Objective:
Copy all the entries below exactly, but not the pictures.

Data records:
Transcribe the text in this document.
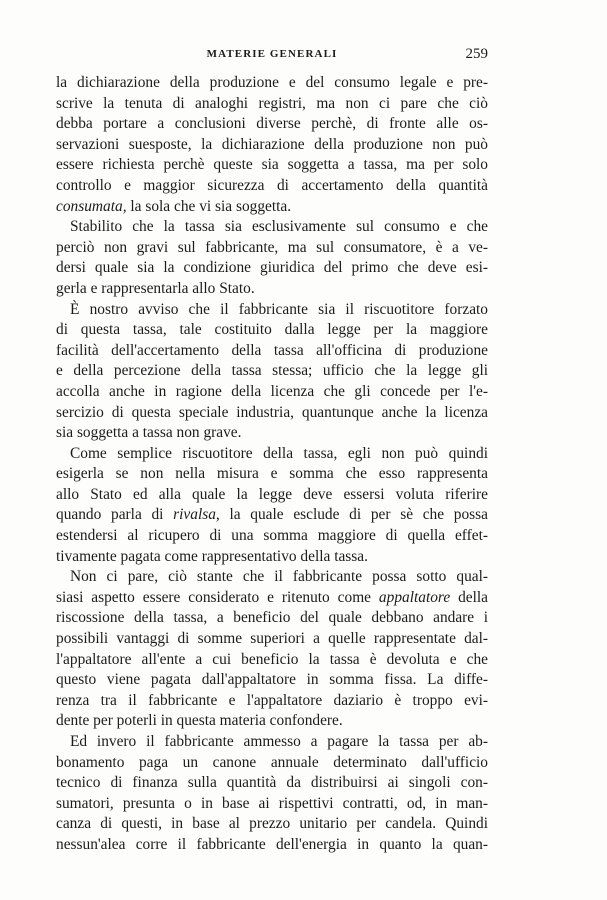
MATERIE GENERALI	259
la dichiarazione della produzione e del consumo legale e pre-
scrive la tenuta di analoghi registri, ma non ci pare che ciò
debba portare a conclusioni diverse perchè, di fronte alle os-
servazioni suesposte, la dichiarazione della produzione non può
essere richiesta perchè queste sia soggetta a tassa, ma per solo
controllo e maggior sicurezza di accertamento della quantità
consumata, la sola che vi sia soggetta.
Stabilito che la tassa sia esclusivamente sul consumo e che
perciò non gravi sul fabbricante, ma sul consumatore, è a ve-
dersi quale sia la condizione giuridica del primo che deve esi-
gerla e rappresentarla allo Stato.
È nostro avviso che il fabbricante sia il riscuotitore forzato
di questa tassa, tale costituito dalla legge per la maggiore
facilità dell'accertamento della tassa all'officina di produzione
e della percezione della tassa stessa; ufficio che la legge gli
accolla anche in ragione della licenza che gli concede per l'e-
sercizio di questa speciale industria, quantunque anche la licenza
sia soggetta a tassa non grave.
Come semplice riscuotitore della tassa, egli non può quindi
esigerla se non nella misura e somma che esso rappresenta
allo Stato ed alla quale la legge deve essersi voluta riferire
quando parla di rivalsa, la quale esclude di per sè che possa
estendersi al ricupero di una somma maggiore di quella effet-
tivamente pagata come rappresentativo della tassa.
Non ci pare, ciò stante che il fabbricante possa sotto qual-
siasi aspetto essere considerato e ritenuto come appaltatore della
riscossione della tassa, a beneficio del quale debbano andare i
possibili vantaggi di somme superiori a quelle rappresentate dal-
l'appaltatore all'ente a cui beneficio la tassa è devoluta e che
questo viene pagata dall'appaltatore in somma fissa. La diffe-
renza tra il fabbricante e l'appaltatore daziario è troppo evi-
dente per poterli in questa materia confondere.
Ed invero il fabbricante ammesso a pagare la tassa per ab-
bonamento paga un canone annuale determinato dall'ufficio
tecnico di finanza sulla quantità da distribuirsi ai singoli con-
sumatori, presunta o in base ai rispettivi contratti, od, in man-
canza di questi, in base al prezzo unitario per candela. Quindi
nessun'alea corre il fabbricante dell'energia in quanto la quan-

Answer to the task:
Transcribe the text in this document.
MATERIE GENERALI	259
la dichiarazione della produzione e del consumo legale e pre-
scrive la tenuta di analoghi registri, ma non ci pare che ciò
debba portare a conclusioni diverse perchè, di fronte alle os-
servazioni suesposte, la dichiarazione della produzione non può
essere richiesta perchè queste sia soggetta a tassa, ma per solo
controllo e maggior sicurezza di accertamento della quantità
consumata, la sola che vi sia soggetta.
Stabilito che la tassa sia esclusivamente sul consumo e che
perciò non gravi sul fabbricante, ma sul consumatore, è a ve-
dersi quale sia la condizione giuridica del primo che deve esi-
gerla e rappresentarla allo Stato.
È nostro avviso che il fabbricante sia il riscuotitore forzato
di questa tassa, tale costituito dalla legge per la maggiore
facilità dell'accertamento della tassa all'officina di produzione
e della percezione della tassa stessa; ufficio che la legge gli
accolla anche in ragione della licenza che gli concede per l'e-
sercizio di questa speciale industria, quantunque anche la licenza
sia soggetta a tassa non grave.
Come semplice riscuotitore della tassa, egli non può quindi
esigerla se non nella misura e somma che esso rappresenta
allo Stato ed alla quale la legge deve essersi voluta riferire
quando parla di rivalsa, la quale esclude di per sè che possa
estendersi al ricupero di una somma maggiore di quella effet-
tivamente pagata come rappresentativo della tassa.
Non ci pare, ciò stante che il fabbricante possa sotto qual-
siasi aspetto essere considerato e ritenuto come appaltatore della
riscossione della tassa, a beneficio del quale debbano andare i
possibili vantaggi di somme superiori a quelle rappresentate dal-
l'appaltatore all'ente a cui beneficio la tassa è devoluta e che
questo viene pagata dall'appaltatore in somma fissa. La diffe-
renza tra il fabbricante e l'appaltatore daziario è troppo evi-
dente per poterli in questa materia confondere.
Ed invero il fabbricante ammesso a pagare la tassa per ab-
bonamento paga un canone annuale determinato dall'ufficio
tecnico di finanza sulla quantità da distribuirsi ai singoli con-
sumatori, presunta o in base ai rispettivi contratti, od, in man-
canza di questi, in base al prezzo unitario per candela. Quindi
nessun'alea corre il fabbricante dell'energia in quanto la quan-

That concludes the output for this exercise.